BEGIN

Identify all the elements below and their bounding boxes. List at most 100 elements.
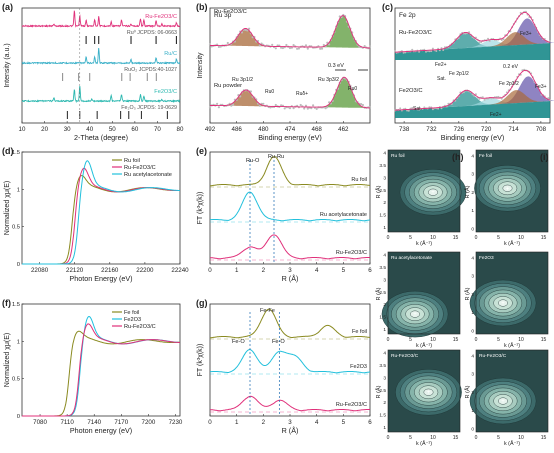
y-tick-label: 1 [17, 187, 20, 193]
data-marker [280, 46, 283, 49]
y-tick-label: 1 [17, 339, 20, 345]
annotation-text: Ru-O [246, 158, 260, 164]
y-axis-title-h: R (Å) [375, 287, 382, 300]
annotation-text: Fe-O [232, 339, 245, 345]
fit-envelope-line [395, 11, 551, 53]
xanes-series-line [22, 175, 180, 265]
annotation-text: Fe-O [272, 339, 285, 345]
xanes-series-line [22, 160, 180, 265]
series-label: Fe2O3/C [154, 89, 177, 95]
data-marker [262, 102, 265, 105]
y-tick-label: 1.5 [12, 150, 20, 156]
y-tick-label: 3 [383, 375, 386, 381]
x-tick-label: 738 [399, 126, 410, 133]
data-marker [248, 27, 251, 30]
fit-envelope-line [209, 76, 371, 109]
y-axis-title-i: R (Å) [464, 185, 471, 198]
fit-envelope-line [395, 69, 551, 111]
data-marker [216, 102, 219, 105]
y-axis-title-h: R (Å) [375, 385, 382, 398]
series-label: Ru-Fe2O3/C [336, 250, 367, 256]
legend-label: Ru-Fe2O3/C [124, 165, 156, 171]
x-axis-title: R (Å) [282, 426, 299, 435]
x-tick-label: 0 [387, 337, 390, 343]
y-tick-label: 1 [471, 408, 474, 414]
x-tick-label: 474 [285, 126, 296, 133]
panel-h-map: + Ru acetylacetonate 0 5 10 15 1 1.5 2 2.5 3 3.5 4 [379, 251, 461, 343]
data-marker [431, 108, 434, 111]
y-tick-label: 1.5 [379, 315, 386, 321]
x-tick-label: 22240 [171, 267, 189, 274]
panel-h-map: + Ru-Fe2O3/C 0 5 10 15 1 1.5 2 2.5 3 3.5 4 [379, 349, 462, 441]
series-label: Ru/C [164, 51, 177, 57]
panel-label-i: (i) [540, 152, 549, 162]
y-tick-label: 0 [471, 426, 474, 432]
data-marker [502, 38, 505, 41]
data-marker [230, 104, 233, 107]
xrd-series-line [21, 48, 181, 65]
x-tick-label: 80 [177, 126, 184, 133]
data-marker [288, 46, 292, 50]
plot-frame [21, 7, 181, 124]
panel-title: Ru 3p [214, 12, 232, 19]
data-marker [487, 37, 489, 40]
annotation-text: 0.2 eV [503, 64, 519, 70]
heatmap-title: Ru foil [391, 153, 405, 159]
data-marker [328, 101, 331, 104]
heatmap-title: Fe2O3 [479, 255, 494, 261]
annotation-text: Sat. [413, 106, 422, 112]
heatmap-frame [387, 251, 461, 335]
data-marker [297, 47, 300, 50]
x-tick-label: 4 [315, 419, 319, 426]
y-tick-label: 3 [471, 274, 474, 280]
x-tick-label: 0 [475, 235, 478, 241]
exafs-series-line [209, 156, 371, 187]
x-tick-label: 726 [454, 126, 465, 133]
y-tick-label: 1 [383, 327, 386, 333]
x-axis-title-h: k (Å⁻¹) [416, 240, 432, 247]
panel-label-b: (b) [196, 2, 208, 12]
data-marker [320, 47, 324, 50]
heatmap-contour [498, 397, 508, 405]
x-tick-label: 3 [288, 419, 292, 426]
data-marker [431, 47, 434, 50]
x-tick-label: 7200 [142, 419, 156, 426]
exafs-series-line [209, 191, 371, 222]
data-marker [226, 41, 229, 45]
x-tick-label: 0 [387, 235, 390, 241]
y-tick-label: 4 [471, 153, 474, 159]
data-marker [411, 107, 414, 109]
data-marker [296, 47, 299, 50]
x-tick-label: 468 [312, 126, 323, 133]
data-marker [312, 104, 315, 107]
series-label: Fe2O3/C [399, 88, 423, 94]
y-axis-title-f: Normalized χμ(E) [4, 333, 11, 387]
data-marker [363, 45, 366, 48]
y-tick-label: 0.5 [12, 377, 20, 383]
data-marker [258, 104, 261, 107]
heatmap-max-marker: + [501, 301, 505, 307]
x-tick-label: 486 [232, 126, 243, 133]
data-marker [402, 51, 405, 54]
x-axis-title-i: k (Å⁻¹) [504, 440, 520, 447]
data-marker [315, 107, 318, 110]
data-marker [368, 45, 372, 48]
annotation-text: Fe3+ [535, 84, 547, 90]
data-marker [411, 48, 414, 51]
data-marker [304, 44, 308, 47]
data-marker [468, 31, 471, 34]
data-marker [292, 107, 295, 110]
y-tick-label: 3 [383, 175, 386, 181]
y-tick-label: 3.5 [379, 265, 386, 271]
data-marker [326, 106, 329, 109]
x-tick-label: 15 [453, 235, 459, 241]
series-label: Ru acetylacetonate [320, 212, 367, 218]
x-tick-label: 3 [288, 267, 292, 274]
x-axis-title: Binding energy (eV) [258, 133, 322, 142]
data-marker [288, 107, 292, 110]
y-axis-title-g: FT (k³χ(k)) [197, 344, 204, 377]
annotation-text: Fe3+ [520, 31, 532, 37]
series-label: Ru-Fe2O3/C [214, 9, 247, 15]
peak-component-fill [463, 40, 519, 49]
reference-label: Fe₂O₃ JCPDS: 19-0629 [121, 105, 177, 111]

END

Reproduce all of the items above line for line without changing anything, but leave out the pictures.

» Solved problem
Identify all the elements below and their bounding boxes. List at most 100 elements.
y-tick-label: 1 [17, 187, 20, 193]
data-marker [280, 46, 283, 49]
y-tick-label: 1 [17, 339, 20, 345]
annotation-text: Ru-O [246, 158, 260, 164]
y-axis-title-h: R (Å) [375, 287, 382, 300]
annotation-text: Fe-O [232, 339, 245, 345]
fit-envelope-line [395, 11, 551, 53]
xanes-series-line [22, 175, 180, 265]
annotation-text: Fe-O [272, 339, 285, 345]
xanes-series-line [22, 160, 180, 265]
series-label: Fe2O3/C [154, 89, 177, 95]
data-marker [262, 102, 265, 105]
y-tick-label: 1.5 [12, 150, 20, 156]
y-tick-label: 3 [383, 375, 386, 381]
x-tick-label: 738 [399, 126, 410, 133]
data-marker [248, 27, 251, 30]
fit-envelope-line [209, 76, 371, 109]
y-axis-title-i: R (Å) [464, 185, 471, 198]
fit-envelope-line [395, 69, 551, 111]
data-marker [216, 102, 219, 105]
y-axis-title-h: R (Å) [375, 385, 382, 398]
series-label: Ru-Fe2O3/C [336, 250, 367, 256]
legend-label: Ru-Fe2O3/C [124, 165, 156, 171]
x-axis-title: R (Å) [282, 426, 299, 435]
x-tick-label: 0 [387, 337, 390, 343]
y-tick-label: 1 [471, 408, 474, 414]
x-tick-label: 474 [285, 126, 296, 133]
panel-h-map: + Ru acetylacetonate 0 5 10 15 1 1.5 2 2.5 3 3.5 4 [379, 251, 461, 343]
data-marker [431, 108, 434, 111]
y-tick-label: 1.5 [379, 315, 386, 321]
x-tick-label: 22240 [171, 267, 189, 274]
panel-h-map: + Ru-Fe2O3/C 0 5 10 15 1 1.5 2 2.5 3 3.5 4 [379, 349, 462, 441]
series-label: Ru/C [164, 51, 177, 57]
panel-label-i: (i) [540, 152, 549, 162]
y-tick-label: 0 [471, 426, 474, 432]
data-marker [502, 38, 505, 41]
data-marker [230, 104, 233, 107]
xrd-series-line [21, 48, 181, 65]
x-tick-label: 80 [177, 126, 184, 133]
data-marker [288, 46, 292, 50]
plot-frame [21, 7, 181, 124]
panel-title: Ru 3p [214, 12, 232, 19]
data-marker [487, 37, 489, 40]
annotation-text: 0.2 eV [503, 64, 519, 70]
heatmap-title: Ru foil [391, 153, 405, 159]
data-marker [328, 101, 331, 104]
heatmap-title: Fe2O3 [479, 255, 494, 261]
annotation-text: Sat. [413, 106, 422, 112]
heatmap-frame [387, 251, 461, 335]
data-marker [297, 47, 300, 50]
x-tick-label: 4 [315, 419, 319, 426]
y-tick-label: 3 [471, 274, 474, 280]
x-tick-label: 0 [475, 235, 478, 241]
exafs-series-line [209, 156, 371, 187]
x-tick-label: 726 [454, 126, 465, 133]
y-tick-label: 1 [383, 327, 386, 333]
x-axis-title-h: k (Å⁻¹) [416, 240, 432, 247]
panel-label-b: (b) [196, 2, 208, 12]
data-marker [320, 47, 324, 50]
heatmap-contour [498, 397, 508, 405]
x-tick-label: 3 [288, 419, 292, 426]
data-marker [431, 47, 434, 50]
x-tick-label: 7200 [142, 419, 156, 426]
exafs-series-line [209, 191, 371, 222]
data-marker [226, 41, 229, 45]
x-tick-label: 0 [387, 235, 390, 241]
y-tick-label: 4 [471, 153, 474, 159]
data-marker [411, 107, 414, 109]
data-marker [296, 47, 299, 50]
x-tick-label: 468 [312, 126, 323, 133]
data-marker [312, 104, 315, 107]
series-label: Fe2O3/C [399, 88, 423, 94]
y-axis-title-f: Normalized χμ(E) [4, 333, 11, 387]
data-marker [363, 45, 366, 48]
y-tick-label: 0.5 [12, 377, 20, 383]
data-marker [258, 104, 261, 107]
heatmap-max-marker: + [501, 301, 505, 307]
x-tick-label: 486 [232, 126, 243, 133]
data-marker [402, 51, 405, 54]
x-axis-title-i: k (Å⁻¹) [504, 440, 520, 447]
data-marker [315, 107, 318, 110]
data-marker [368, 45, 372, 48]
annotation-text: Fe3+ [535, 84, 547, 90]
data-marker [411, 48, 414, 51]
data-marker [304, 44, 308, 47]
data-marker [468, 31, 471, 34]
data-marker [292, 107, 295, 110]
y-tick-label: 3 [383, 175, 386, 181]
y-tick-label: 3.5 [379, 265, 386, 271]
data-marker [326, 106, 329, 109]
x-tick-label: 15 [453, 235, 459, 241]
series-label: Ru acetylacetonate [320, 212, 367, 218]
x-tick-label: 3 [288, 267, 292, 274]
x-axis-title: Binding energy (eV) [258, 133, 322, 142]
data-marker [288, 107, 292, 110]
y-axis-title-g: FT (k³χ(k)) [197, 344, 204, 377]
annotation-text: Fe3+ [520, 31, 532, 37]
series-label: Ru-Fe2O3/C [214, 9, 247, 15]
peak-component-fill [463, 40, 519, 49]
reference-label: Fe₂O₃ JCPDS: 19-0629 [121, 105, 177, 111]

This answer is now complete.